SHORT TASK => Look through the material and copy each line holding "贵州省人力资源和社会保障厅".

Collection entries
------------

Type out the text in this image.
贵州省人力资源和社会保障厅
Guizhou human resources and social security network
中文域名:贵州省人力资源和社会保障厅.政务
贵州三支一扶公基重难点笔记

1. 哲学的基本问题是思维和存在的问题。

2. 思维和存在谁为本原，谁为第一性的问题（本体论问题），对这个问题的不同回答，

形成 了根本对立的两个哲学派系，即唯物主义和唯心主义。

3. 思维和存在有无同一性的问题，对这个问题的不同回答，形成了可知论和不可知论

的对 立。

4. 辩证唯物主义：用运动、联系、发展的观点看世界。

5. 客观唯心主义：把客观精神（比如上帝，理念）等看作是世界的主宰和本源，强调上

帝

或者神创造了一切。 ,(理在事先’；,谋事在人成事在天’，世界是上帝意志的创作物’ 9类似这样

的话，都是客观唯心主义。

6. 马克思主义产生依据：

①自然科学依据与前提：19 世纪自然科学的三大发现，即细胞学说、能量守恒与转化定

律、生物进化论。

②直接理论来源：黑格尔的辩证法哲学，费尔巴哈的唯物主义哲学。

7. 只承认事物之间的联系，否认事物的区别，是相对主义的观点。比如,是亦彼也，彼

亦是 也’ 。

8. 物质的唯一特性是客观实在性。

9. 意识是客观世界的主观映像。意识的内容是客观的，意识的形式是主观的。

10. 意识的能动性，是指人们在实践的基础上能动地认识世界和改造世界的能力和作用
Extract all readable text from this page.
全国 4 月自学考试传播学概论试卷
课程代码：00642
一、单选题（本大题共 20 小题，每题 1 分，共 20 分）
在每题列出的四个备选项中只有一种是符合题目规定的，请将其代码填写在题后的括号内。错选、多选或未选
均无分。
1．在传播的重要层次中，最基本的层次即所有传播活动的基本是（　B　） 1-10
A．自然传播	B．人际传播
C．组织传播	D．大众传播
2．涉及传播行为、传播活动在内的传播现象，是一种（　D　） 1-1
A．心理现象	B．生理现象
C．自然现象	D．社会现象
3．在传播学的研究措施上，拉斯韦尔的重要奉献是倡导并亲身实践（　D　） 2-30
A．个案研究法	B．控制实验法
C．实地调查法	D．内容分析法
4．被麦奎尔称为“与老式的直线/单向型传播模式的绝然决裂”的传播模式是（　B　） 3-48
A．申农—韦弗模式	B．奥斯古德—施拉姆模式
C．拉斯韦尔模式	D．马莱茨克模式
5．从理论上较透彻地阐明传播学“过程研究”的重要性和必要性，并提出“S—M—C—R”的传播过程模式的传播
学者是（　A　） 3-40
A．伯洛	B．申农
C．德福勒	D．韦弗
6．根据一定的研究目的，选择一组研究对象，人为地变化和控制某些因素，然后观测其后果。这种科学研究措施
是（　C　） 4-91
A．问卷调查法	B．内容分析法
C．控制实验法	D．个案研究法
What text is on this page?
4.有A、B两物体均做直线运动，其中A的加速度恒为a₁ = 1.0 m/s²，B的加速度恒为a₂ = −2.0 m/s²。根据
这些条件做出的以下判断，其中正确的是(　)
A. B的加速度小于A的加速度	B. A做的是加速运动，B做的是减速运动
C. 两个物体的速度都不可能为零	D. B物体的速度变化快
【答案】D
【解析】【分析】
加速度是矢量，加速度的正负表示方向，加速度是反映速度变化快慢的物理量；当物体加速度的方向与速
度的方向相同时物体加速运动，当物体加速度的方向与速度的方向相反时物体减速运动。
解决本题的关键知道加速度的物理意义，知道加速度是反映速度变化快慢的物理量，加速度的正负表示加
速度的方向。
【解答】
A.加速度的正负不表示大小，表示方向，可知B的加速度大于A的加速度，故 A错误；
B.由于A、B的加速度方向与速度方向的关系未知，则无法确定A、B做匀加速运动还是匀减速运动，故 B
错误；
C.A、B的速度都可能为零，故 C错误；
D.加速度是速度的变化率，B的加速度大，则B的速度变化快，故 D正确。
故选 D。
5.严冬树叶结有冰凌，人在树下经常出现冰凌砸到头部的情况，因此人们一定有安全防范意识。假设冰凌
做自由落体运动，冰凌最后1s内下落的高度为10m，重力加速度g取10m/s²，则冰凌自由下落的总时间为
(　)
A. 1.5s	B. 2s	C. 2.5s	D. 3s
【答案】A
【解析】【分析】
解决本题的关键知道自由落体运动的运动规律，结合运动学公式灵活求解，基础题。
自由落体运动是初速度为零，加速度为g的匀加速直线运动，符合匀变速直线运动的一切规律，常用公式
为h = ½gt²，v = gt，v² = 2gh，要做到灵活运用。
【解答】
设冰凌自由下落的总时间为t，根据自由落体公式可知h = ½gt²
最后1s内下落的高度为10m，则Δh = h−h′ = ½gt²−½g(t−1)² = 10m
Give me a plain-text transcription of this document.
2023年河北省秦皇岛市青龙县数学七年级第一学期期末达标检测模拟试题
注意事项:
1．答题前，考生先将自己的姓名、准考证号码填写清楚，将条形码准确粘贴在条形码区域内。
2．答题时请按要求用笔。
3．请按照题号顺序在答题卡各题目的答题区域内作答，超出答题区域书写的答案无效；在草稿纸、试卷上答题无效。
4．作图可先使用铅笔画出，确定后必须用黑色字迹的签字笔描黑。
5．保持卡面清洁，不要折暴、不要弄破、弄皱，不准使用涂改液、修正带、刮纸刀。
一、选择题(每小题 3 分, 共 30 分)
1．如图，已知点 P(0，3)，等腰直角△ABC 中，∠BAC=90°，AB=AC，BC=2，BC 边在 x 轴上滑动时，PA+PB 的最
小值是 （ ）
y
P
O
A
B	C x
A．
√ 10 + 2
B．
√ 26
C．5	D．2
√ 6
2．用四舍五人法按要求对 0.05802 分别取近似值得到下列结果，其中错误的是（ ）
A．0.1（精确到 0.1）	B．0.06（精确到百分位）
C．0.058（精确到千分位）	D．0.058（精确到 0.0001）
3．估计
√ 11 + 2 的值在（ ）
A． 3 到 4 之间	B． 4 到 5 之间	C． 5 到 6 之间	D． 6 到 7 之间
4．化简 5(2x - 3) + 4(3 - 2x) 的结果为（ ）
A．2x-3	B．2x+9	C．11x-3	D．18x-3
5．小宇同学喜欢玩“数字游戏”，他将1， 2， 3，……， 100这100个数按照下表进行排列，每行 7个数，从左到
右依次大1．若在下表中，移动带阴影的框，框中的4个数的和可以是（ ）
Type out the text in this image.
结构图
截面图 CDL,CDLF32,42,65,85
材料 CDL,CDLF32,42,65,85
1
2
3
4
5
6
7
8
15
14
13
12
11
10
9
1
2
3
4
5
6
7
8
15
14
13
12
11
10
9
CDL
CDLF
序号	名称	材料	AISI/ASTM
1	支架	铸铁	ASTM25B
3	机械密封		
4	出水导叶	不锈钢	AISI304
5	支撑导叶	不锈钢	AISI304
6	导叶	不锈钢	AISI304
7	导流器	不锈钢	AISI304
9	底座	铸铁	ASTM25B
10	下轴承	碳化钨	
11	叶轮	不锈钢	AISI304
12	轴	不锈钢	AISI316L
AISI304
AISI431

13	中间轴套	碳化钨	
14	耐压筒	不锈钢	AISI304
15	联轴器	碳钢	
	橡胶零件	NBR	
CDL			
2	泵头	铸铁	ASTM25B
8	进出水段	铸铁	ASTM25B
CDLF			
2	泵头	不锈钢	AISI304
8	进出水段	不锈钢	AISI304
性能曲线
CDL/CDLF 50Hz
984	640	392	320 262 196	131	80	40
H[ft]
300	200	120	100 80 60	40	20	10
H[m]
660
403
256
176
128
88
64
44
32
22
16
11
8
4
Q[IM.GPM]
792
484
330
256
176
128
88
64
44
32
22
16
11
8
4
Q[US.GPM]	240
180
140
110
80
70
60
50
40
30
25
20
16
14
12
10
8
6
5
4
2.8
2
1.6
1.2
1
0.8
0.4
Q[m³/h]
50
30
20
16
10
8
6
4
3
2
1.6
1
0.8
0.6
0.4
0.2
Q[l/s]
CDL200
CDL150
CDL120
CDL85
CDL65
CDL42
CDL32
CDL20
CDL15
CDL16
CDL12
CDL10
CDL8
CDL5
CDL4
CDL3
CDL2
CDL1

------------

TASK SOLUTION =>
贵州省人力资源和社会保障厅
中文域名:贵州省人力资源和社会保障厅.政务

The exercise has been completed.